Data supplied =>
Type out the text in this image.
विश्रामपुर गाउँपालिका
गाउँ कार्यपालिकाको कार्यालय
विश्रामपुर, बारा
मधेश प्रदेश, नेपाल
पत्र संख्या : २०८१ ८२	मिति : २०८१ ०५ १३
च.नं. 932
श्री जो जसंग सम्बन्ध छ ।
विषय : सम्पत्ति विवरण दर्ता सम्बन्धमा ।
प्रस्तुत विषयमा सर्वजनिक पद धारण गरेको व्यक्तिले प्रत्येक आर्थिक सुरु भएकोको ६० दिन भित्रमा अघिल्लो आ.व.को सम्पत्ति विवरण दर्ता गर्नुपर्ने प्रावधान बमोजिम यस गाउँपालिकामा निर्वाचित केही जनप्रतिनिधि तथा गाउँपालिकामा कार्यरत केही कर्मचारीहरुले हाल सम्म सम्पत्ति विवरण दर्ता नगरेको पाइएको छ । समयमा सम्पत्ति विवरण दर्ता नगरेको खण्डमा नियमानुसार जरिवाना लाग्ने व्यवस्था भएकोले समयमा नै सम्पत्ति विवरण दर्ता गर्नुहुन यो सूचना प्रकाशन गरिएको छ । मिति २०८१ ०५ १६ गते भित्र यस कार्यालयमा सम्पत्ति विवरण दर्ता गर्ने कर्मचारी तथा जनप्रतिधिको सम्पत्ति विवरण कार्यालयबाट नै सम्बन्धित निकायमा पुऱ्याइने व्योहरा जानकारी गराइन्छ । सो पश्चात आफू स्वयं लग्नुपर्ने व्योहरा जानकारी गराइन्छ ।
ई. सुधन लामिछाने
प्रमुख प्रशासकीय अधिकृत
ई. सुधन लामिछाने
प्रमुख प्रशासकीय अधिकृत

What is expected => All entries must be repeated verbatim.

Task response =>
Type out the text in this image.
विश्रामपुर गाउँपालिका
गाउँ कार्यपालिकाको कार्यालय
विश्रामपुर, बारा
मधेश प्रदेश, नेपाल
पत्र संख्या : २०८१ ८२	मिति : २०८१ ०५ १३
च.नं. 932
श्री जो जसंग सम्बन्ध छ ।
विषय : सम्पत्ति विवरण दर्ता सम्बन्धमा ।
प्रस्तुत विषयमा सर्वजनिक पद धारण गरेको व्यक्तिले प्रत्येक आर्थिक सुरु भएकोको ६० दिन भित्रमा अघिल्लो आ.व.को सम्पत्ति विवरण दर्ता गर्नुपर्ने प्रावधान बमोजिम यस गाउँपालिकामा निर्वाचित केही जनप्रतिनिधि तथा गाउँपालिकामा कार्यरत केही कर्मचारीहरुले हाल सम्म सम्पत्ति विवरण दर्ता नगरेको पाइएको छ । समयमा सम्पत्ति विवरण दर्ता नगरेको खण्डमा नियमानुसार जरिवाना लाग्ने व्यवस्था भएकोले समयमा नै सम्पत्ति विवरण दर्ता गर्नुहुन यो सूचना प्रकाशन गरिएको छ । मिति २०८१ ०५ १६ गते भित्र यस कार्यालयमा सम्पत्ति विवरण दर्ता गर्ने कर्मचारी तथा जनप्रतिधिको सम्पत्ति विवरण कार्यालयबाट नै सम्बन्धित निकायमा पुऱ्याइने व्योहरा जानकारी गराइन्छ । सो पश्चात आफू स्वयं लग्नुपर्ने व्योहरा जानकारी गराइन्छ ।
ई. सुधन लामिछाने
प्रमुख प्रशासकीय अधिकृत
ई. सुधन लामिछाने
प्रमुख प्रशासकीय अधिकृत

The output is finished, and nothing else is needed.